▸ **Exercise aim**
Go through the listing and pick out each line with the word "circle" in it.

▸ **Source data**
>> begin
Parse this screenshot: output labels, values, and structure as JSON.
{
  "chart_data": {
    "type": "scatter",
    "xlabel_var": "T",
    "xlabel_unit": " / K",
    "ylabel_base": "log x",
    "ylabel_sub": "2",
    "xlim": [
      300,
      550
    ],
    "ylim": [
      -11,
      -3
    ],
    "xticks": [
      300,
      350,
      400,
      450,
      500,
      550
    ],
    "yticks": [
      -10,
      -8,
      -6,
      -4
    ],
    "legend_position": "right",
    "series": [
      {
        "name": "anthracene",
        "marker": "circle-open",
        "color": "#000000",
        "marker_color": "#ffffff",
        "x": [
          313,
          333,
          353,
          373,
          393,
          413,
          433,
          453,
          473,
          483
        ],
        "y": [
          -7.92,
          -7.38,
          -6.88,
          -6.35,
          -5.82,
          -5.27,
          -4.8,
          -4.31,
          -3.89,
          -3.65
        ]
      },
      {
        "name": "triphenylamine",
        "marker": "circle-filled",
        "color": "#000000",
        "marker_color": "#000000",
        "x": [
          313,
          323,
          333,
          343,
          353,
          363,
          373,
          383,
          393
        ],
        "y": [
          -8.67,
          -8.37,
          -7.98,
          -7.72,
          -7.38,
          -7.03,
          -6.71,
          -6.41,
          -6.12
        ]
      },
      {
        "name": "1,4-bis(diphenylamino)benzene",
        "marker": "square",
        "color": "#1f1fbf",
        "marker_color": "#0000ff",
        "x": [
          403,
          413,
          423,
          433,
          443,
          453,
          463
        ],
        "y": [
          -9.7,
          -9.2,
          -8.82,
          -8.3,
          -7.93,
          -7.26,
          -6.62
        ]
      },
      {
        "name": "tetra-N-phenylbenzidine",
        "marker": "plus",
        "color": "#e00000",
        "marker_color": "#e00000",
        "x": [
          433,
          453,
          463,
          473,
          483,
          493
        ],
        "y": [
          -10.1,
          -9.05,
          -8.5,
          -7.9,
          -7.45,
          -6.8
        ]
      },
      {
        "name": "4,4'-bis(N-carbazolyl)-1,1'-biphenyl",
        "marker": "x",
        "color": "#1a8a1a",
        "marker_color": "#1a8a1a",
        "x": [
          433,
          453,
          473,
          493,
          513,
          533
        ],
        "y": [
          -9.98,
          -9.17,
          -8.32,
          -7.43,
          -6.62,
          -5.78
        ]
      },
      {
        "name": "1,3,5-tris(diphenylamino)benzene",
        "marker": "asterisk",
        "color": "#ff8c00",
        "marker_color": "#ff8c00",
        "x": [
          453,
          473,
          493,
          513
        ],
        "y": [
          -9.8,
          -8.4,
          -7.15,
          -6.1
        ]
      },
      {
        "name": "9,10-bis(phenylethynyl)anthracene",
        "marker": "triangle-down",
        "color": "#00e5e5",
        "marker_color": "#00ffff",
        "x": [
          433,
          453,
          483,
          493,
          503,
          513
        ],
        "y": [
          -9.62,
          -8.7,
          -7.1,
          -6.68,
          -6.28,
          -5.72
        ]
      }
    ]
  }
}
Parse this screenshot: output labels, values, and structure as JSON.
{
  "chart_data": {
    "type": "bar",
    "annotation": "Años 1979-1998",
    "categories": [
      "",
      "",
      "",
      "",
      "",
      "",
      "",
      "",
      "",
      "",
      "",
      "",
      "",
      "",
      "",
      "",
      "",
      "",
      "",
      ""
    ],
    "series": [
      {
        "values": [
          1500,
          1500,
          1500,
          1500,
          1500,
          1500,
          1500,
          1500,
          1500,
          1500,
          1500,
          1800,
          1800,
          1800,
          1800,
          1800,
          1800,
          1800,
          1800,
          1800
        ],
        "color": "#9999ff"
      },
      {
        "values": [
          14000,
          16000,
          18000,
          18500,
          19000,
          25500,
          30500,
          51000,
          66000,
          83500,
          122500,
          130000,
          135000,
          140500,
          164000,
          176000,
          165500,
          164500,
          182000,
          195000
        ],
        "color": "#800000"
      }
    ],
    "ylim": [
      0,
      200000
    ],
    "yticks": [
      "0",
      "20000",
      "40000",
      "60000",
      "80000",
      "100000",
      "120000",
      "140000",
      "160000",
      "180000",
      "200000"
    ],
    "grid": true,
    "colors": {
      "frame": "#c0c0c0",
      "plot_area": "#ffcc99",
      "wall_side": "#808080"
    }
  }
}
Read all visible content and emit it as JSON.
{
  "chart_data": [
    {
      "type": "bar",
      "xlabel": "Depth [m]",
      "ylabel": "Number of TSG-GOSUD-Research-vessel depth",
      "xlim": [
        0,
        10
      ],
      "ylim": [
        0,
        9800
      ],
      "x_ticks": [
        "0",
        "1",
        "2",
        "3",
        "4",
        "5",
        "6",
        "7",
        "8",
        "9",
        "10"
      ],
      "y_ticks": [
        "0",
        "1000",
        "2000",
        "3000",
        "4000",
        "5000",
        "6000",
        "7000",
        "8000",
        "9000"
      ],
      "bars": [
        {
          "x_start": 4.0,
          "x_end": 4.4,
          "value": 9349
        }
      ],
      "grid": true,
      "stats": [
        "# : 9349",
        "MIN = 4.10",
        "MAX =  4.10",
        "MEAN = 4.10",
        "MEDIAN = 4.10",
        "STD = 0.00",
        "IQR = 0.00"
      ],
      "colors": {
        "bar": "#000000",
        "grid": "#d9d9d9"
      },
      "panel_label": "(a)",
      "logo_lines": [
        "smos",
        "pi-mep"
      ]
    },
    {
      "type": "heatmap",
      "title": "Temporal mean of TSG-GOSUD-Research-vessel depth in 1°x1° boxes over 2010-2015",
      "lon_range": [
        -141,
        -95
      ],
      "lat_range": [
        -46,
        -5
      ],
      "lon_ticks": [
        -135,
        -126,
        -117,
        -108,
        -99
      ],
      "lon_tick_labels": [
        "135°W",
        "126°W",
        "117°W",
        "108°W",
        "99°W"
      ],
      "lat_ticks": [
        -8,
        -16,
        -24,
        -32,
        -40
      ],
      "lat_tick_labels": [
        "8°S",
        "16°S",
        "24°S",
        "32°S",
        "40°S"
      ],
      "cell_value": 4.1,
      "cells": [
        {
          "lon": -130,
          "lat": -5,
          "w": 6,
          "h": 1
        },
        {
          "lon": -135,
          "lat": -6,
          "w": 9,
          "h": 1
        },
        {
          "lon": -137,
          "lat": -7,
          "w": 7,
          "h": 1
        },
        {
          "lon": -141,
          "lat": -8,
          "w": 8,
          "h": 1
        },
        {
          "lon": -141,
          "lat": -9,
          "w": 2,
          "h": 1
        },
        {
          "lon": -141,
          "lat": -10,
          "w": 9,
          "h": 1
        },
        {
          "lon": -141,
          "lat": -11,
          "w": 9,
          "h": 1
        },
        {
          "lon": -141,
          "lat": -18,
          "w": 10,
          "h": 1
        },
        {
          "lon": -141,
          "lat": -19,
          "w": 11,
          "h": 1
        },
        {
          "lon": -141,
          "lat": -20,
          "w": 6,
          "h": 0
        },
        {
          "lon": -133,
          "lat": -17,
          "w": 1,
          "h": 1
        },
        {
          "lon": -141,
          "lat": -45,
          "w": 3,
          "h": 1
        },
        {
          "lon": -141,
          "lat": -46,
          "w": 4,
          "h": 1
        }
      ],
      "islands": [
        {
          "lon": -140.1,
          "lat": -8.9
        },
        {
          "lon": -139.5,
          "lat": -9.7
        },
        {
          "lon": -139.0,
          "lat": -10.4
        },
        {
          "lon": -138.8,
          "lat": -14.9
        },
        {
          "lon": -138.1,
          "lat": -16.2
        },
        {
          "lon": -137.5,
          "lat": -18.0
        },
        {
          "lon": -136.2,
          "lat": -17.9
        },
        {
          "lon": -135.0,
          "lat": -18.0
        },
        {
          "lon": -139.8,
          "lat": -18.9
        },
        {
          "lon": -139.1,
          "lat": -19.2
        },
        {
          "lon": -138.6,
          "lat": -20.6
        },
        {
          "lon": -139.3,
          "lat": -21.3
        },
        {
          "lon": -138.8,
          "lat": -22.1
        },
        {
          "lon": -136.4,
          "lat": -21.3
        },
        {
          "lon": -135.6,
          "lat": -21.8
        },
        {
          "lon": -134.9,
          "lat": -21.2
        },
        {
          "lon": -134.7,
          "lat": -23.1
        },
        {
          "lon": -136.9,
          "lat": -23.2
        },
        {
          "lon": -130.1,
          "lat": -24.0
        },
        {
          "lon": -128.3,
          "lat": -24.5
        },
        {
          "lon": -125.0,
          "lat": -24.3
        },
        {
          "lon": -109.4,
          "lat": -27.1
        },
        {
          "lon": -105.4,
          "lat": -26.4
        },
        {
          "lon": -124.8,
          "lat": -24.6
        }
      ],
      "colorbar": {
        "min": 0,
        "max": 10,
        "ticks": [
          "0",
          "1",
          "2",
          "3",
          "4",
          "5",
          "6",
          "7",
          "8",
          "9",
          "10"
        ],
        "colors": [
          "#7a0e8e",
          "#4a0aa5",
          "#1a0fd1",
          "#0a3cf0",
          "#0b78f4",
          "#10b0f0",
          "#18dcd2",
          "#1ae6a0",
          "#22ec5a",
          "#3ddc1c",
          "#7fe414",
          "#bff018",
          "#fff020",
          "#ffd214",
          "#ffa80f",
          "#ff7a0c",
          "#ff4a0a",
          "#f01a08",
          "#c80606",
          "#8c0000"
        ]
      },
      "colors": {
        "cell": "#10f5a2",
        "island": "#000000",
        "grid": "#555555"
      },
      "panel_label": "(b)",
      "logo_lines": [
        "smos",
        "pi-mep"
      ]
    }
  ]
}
>> end
▸ **Exercise output**
        "marker": "circle-open",
        "marker": "circle-filled",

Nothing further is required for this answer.